§ **What to work on**: Identify the lines that contain the word "document", then copy them.

Dataset entries:
————————

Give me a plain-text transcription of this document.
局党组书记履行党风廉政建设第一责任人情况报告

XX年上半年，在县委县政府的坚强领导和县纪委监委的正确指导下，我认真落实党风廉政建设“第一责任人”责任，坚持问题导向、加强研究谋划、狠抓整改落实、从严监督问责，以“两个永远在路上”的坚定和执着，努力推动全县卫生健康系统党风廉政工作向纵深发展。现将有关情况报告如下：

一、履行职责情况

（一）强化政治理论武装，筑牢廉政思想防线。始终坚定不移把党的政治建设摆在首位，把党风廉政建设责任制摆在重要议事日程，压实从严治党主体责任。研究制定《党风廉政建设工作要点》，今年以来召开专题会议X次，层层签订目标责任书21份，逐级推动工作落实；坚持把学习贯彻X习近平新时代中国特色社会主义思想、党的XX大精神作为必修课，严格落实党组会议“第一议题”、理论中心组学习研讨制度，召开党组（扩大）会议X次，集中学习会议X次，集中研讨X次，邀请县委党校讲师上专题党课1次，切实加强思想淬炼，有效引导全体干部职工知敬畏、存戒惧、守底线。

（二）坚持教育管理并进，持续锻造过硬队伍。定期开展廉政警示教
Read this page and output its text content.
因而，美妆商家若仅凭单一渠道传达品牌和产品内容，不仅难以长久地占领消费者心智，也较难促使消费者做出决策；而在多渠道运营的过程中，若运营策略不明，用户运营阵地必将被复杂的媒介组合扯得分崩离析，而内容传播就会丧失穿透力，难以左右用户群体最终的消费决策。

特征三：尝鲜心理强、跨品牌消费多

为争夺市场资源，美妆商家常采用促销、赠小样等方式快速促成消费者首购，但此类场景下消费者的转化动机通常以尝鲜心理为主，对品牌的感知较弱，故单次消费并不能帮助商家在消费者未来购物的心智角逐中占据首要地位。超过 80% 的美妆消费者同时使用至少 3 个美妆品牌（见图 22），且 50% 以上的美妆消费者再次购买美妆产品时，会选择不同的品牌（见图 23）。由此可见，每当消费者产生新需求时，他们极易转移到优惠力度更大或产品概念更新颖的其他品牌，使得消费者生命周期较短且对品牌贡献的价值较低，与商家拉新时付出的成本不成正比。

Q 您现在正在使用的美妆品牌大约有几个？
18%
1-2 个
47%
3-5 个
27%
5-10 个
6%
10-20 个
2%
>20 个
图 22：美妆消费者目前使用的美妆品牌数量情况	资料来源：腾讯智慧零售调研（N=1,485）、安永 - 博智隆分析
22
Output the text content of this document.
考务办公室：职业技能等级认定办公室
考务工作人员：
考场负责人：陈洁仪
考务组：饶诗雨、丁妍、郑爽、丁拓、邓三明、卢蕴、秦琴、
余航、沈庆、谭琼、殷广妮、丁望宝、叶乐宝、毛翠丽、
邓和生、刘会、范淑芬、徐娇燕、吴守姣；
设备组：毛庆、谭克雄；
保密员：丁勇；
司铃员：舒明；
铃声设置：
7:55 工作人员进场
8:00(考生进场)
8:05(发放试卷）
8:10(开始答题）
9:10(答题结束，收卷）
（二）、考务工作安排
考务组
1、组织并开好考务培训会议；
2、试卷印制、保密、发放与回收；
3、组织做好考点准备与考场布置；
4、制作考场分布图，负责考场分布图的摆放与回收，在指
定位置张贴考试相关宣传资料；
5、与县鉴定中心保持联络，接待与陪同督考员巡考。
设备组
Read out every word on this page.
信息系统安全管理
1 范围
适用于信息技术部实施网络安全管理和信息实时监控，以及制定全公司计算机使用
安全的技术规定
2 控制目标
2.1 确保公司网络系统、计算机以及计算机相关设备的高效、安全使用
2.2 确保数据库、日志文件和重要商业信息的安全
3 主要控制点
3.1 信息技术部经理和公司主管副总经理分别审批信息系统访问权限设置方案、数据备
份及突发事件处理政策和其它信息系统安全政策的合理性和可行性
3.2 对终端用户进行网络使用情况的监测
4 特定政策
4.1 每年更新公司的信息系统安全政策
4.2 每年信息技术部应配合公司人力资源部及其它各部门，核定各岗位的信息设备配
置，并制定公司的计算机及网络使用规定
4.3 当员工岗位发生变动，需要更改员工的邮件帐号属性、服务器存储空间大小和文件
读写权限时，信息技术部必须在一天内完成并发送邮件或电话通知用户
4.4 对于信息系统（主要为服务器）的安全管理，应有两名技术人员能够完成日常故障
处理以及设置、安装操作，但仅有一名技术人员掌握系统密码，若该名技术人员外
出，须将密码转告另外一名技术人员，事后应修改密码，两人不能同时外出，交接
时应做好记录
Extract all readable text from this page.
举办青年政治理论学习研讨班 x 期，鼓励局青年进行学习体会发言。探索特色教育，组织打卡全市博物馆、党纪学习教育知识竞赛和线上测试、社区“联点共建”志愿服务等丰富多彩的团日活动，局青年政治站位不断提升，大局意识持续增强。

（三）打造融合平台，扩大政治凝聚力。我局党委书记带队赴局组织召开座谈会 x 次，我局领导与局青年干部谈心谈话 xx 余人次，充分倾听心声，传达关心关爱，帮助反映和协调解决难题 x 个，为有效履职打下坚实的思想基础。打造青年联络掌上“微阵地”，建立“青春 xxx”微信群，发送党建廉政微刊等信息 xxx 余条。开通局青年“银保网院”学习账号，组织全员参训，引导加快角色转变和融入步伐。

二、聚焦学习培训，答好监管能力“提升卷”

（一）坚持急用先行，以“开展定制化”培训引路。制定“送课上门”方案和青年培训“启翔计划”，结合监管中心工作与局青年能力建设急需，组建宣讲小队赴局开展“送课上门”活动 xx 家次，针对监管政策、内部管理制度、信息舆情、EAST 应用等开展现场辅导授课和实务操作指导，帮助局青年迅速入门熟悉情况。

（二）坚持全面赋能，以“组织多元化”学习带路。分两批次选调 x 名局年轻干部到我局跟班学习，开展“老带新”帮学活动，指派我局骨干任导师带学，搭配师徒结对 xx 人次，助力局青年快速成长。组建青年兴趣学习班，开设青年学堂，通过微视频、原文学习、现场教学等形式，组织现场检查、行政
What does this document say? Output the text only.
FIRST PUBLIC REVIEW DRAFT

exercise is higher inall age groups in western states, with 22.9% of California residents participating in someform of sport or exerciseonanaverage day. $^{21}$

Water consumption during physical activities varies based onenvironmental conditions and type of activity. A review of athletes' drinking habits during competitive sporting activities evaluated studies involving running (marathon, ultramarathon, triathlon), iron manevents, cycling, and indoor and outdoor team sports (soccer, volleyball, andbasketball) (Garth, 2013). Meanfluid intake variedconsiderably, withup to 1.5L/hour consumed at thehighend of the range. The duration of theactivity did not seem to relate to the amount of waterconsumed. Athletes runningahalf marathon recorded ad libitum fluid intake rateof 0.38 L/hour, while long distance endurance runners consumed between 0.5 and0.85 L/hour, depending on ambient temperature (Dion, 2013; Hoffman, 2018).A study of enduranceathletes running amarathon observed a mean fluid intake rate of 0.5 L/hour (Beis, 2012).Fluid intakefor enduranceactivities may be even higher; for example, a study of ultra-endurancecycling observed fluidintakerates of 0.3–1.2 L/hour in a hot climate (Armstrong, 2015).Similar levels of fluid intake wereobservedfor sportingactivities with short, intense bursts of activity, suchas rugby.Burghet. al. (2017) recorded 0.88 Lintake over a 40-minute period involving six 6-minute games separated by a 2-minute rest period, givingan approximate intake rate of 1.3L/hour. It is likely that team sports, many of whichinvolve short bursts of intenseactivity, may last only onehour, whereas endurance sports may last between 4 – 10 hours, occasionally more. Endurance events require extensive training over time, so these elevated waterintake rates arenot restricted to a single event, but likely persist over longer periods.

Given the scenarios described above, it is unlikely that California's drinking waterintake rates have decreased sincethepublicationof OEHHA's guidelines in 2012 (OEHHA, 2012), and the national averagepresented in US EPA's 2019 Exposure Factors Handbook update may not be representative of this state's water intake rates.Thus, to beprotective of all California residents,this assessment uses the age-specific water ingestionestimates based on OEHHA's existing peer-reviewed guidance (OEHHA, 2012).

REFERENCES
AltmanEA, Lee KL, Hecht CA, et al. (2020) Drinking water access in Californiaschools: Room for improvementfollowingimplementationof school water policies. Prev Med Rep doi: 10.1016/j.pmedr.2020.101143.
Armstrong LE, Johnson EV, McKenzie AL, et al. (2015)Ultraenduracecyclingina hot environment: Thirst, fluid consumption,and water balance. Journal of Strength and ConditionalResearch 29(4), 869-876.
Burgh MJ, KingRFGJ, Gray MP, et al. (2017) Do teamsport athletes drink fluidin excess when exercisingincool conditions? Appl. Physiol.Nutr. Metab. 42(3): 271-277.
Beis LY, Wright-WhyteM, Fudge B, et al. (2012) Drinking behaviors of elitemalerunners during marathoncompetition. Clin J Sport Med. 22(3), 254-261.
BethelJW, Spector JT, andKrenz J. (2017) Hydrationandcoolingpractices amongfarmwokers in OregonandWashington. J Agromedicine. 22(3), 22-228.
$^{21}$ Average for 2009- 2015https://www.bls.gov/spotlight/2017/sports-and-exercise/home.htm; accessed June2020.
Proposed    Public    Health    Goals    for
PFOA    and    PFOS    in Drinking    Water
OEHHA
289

————————

§ **Written response**:
Give me a plain-text transcription of this document.
Output the text content of this document.
What does this document say? Output the text only.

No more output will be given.